DATA LINES:
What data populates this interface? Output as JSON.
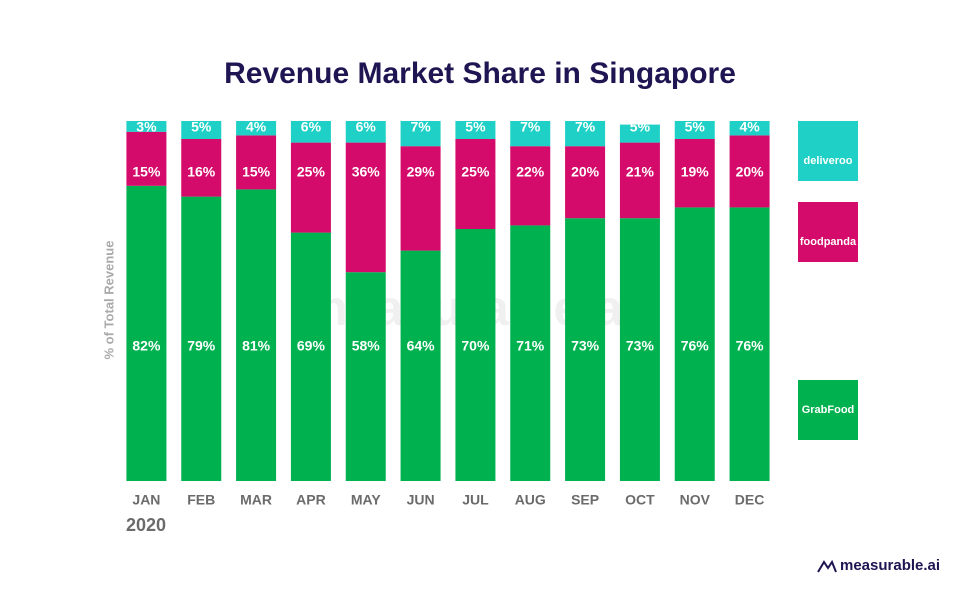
{
  "chart_data": {
    "type": "stacked_bar",
    "title": "Revenue Market Share in Singapore",
    "y_label": "% of Total Revenue",
    "year_label": "2020",
    "watermark": "measurable.ai",
    "footer": "measurable.ai",
    "categories": [
      "JAN",
      "FEB",
      "MAR",
      "APR",
      "MAY",
      "JUN",
      "JUL",
      "AUG",
      "SEP",
      "OCT",
      "NOV",
      "DEC"
    ],
    "ylim": [
      0,
      100
    ],
    "legend": "right",
    "series": [
      {
        "name": "GrabFood",
        "color": "#00b14f",
        "values": [
          82,
          79,
          81,
          69,
          58,
          64,
          70,
          71,
          73,
          73,
          76,
          76
        ],
        "value_labels": [
          "82%",
          "79%",
          "81%",
          "69%",
          "58%",
          "64%",
          "70%",
          "71%",
          "73%",
          "73%",
          "76%",
          "76%"
        ]
      },
      {
        "name": "foodpanda",
        "color": "#d40b6a",
        "values": [
          15,
          16,
          15,
          25,
          36,
          29,
          25,
          22,
          20,
          21,
          19,
          20
        ],
        "value_labels": [
          "15%",
          "16%",
          "15%",
          "25%",
          "36%",
          "29%",
          "25%",
          "22%",
          "20%",
          "21%",
          "19%",
          "20%"
        ]
      },
      {
        "name": "deliveroo",
        "color": "#1fd0c6",
        "values": [
          3,
          5,
          4,
          6,
          6,
          7,
          5,
          7,
          7,
          5,
          5,
          4
        ],
        "value_labels": [
          "3%",
          "5%",
          "4%",
          "6%",
          "6%",
          "7%",
          "5%",
          "7%",
          "7%",
          "5%",
          "5%",
          "4%"
        ]
      }
    ]
  }
}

TASK OBJECTIVE:
Find every line in the records above that holds the word "name", and copy each one.

TASK OUTPUT:
        "name": "GrabFood",
        "name": "foodpanda",
        "name": "deliveroo",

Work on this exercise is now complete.